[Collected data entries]
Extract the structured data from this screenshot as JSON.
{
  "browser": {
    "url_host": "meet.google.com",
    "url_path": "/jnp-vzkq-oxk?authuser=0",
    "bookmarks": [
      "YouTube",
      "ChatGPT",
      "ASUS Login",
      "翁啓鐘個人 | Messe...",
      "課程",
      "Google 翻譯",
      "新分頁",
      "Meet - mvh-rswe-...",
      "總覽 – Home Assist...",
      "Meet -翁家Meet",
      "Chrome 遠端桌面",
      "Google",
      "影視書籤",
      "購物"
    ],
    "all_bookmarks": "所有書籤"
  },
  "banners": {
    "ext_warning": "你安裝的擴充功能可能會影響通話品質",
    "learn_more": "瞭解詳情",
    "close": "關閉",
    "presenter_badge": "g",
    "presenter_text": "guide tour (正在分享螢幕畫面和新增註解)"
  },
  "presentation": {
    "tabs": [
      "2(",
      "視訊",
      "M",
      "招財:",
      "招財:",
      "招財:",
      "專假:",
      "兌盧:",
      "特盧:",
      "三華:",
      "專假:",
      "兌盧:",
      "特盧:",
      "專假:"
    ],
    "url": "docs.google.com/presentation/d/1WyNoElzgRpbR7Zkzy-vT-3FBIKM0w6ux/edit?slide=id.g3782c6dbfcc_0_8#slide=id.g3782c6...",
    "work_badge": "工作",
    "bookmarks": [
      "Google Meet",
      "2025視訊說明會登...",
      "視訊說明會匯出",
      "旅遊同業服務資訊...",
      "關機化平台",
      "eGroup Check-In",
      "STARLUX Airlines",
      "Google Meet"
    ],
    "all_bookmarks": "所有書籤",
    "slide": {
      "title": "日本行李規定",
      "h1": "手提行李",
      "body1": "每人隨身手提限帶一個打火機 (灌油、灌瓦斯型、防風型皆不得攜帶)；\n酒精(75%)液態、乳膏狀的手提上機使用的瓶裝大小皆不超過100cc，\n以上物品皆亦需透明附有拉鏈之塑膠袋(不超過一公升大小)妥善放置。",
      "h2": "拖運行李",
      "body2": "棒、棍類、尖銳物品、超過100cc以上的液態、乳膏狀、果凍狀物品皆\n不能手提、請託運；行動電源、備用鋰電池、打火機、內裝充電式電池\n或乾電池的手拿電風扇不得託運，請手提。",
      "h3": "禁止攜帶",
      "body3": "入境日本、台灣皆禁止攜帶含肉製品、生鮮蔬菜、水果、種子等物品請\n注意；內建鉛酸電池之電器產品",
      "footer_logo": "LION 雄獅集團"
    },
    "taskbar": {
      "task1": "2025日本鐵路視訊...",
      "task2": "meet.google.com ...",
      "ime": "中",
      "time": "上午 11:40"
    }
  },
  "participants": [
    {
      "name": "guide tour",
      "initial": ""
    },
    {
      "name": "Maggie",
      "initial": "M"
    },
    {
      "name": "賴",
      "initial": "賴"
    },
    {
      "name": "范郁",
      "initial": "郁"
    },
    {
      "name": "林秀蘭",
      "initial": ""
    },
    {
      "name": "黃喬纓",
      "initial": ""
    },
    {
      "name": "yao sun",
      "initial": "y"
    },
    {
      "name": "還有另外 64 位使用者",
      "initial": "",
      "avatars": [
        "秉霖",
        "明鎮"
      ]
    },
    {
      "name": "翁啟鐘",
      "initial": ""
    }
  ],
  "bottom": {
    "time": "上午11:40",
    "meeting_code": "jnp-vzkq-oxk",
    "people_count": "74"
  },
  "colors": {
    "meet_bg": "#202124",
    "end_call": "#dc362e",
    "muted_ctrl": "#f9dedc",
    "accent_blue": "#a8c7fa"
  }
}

**WRITTEN TASK**:
Your task is to reproduce all of the records exactly.

**RESPONSE TO THIS TASK**:
Extract the structured data from this screenshot as JSON.
{
  "browser": {
    "url_host": "meet.google.com",
    "url_path": "/jnp-vzkq-oxk?authuser=0",
    "bookmarks": [
      "YouTube",
      "ChatGPT",
      "ASUS Login",
      "翁啓鐘個人 | Messe...",
      "課程",
      "Google 翻譯",
      "新分頁",
      "Meet - mvh-rswe-...",
      "總覽 – Home Assist...",
      "Meet -翁家Meet",
      "Chrome 遠端桌面",
      "Google",
      "影視書籤",
      "購物"
    ],
    "all_bookmarks": "所有書籤"
  },
  "banners": {
    "ext_warning": "你安裝的擴充功能可能會影響通話品質",
    "learn_more": "瞭解詳情",
    "close": "關閉",
    "presenter_badge": "g",
    "presenter_text": "guide tour (正在分享螢幕畫面和新增註解)"
  },
  "presentation": {
    "tabs": [
      "2(",
      "視訊",
      "M",
      "招財:",
      "招財:",
      "招財:",
      "專假:",
      "兌盧:",
      "特盧:",
      "三華:",
      "專假:",
      "兌盧:",
      "特盧:",
      "專假:"
    ],
    "url": "docs.google.com/presentation/d/1WyNoElzgRpbR7Zkzy-vT-3FBIKM0w6ux/edit?slide=id.g3782c6dbfcc_0_8#slide=id.g3782c6...",
    "work_badge": "工作",
    "bookmarks": [
      "Google Meet",
      "2025視訊說明會登...",
      "視訊說明會匯出",
      "旅遊同業服務資訊...",
      "關機化平台",
      "eGroup Check-In",
      "STARLUX Airlines",
      "Google Meet"
    ],
    "all_bookmarks": "所有書籤",
    "slide": {
      "title": "日本行李規定",
      "h1": "手提行李",
      "body1": "每人隨身手提限帶一個打火機 (灌油、灌瓦斯型、防風型皆不得攜帶)；\n酒精(75%)液態、乳膏狀的手提上機使用的瓶裝大小皆不超過100cc，\n以上物品皆亦需透明附有拉鏈之塑膠袋(不超過一公升大小)妥善放置。",
      "h2": "拖運行李",
      "body2": "棒、棍類、尖銳物品、超過100cc以上的液態、乳膏狀、果凍狀物品皆\n不能手提、請託運；行動電源、備用鋰電池、打火機、內裝充電式電池\n或乾電池的手拿電風扇不得託運，請手提。",
      "h3": "禁止攜帶",
      "body3": "入境日本、台灣皆禁止攜帶含肉製品、生鮮蔬菜、水果、種子等物品請\n注意；內建鉛酸電池之電器產品",
      "footer_logo": "LION 雄獅集團"
    },
    "taskbar": {
      "task1": "2025日本鐵路視訊...",
      "task2": "meet.google.com ...",
      "ime": "中",
      "time": "上午 11:40"
    }
  },
  "participants": [
    {
      "name": "guide tour",
      "initial": ""
    },
    {
      "name": "Maggie",
      "initial": "M"
    },
    {
      "name": "賴",
      "initial": "賴"
    },
    {
      "name": "范郁",
      "initial": "郁"
    },
    {
      "name": "林秀蘭",
      "initial": ""
    },
    {
      "name": "黃喬纓",
      "initial": ""
    },
    {
      "name": "yao sun",
      "initial": "y"
    },
    {
      "name": "還有另外 64 位使用者",
      "initial": "",
      "avatars": [
        "秉霖",
        "明鎮"
      ]
    },
    {
      "name": "翁啟鐘",
      "initial": ""
    }
  ],
  "bottom": {
    "time": "上午11:40",
    "meeting_code": "jnp-vzkq-oxk",
    "people_count": "74"
  },
  "colors": {
    "meet_bg": "#202124",
    "end_call": "#dc362e",
    "muted_ctrl": "#f9dedc",
    "accent_blue": "#a8c7fa"
  }
}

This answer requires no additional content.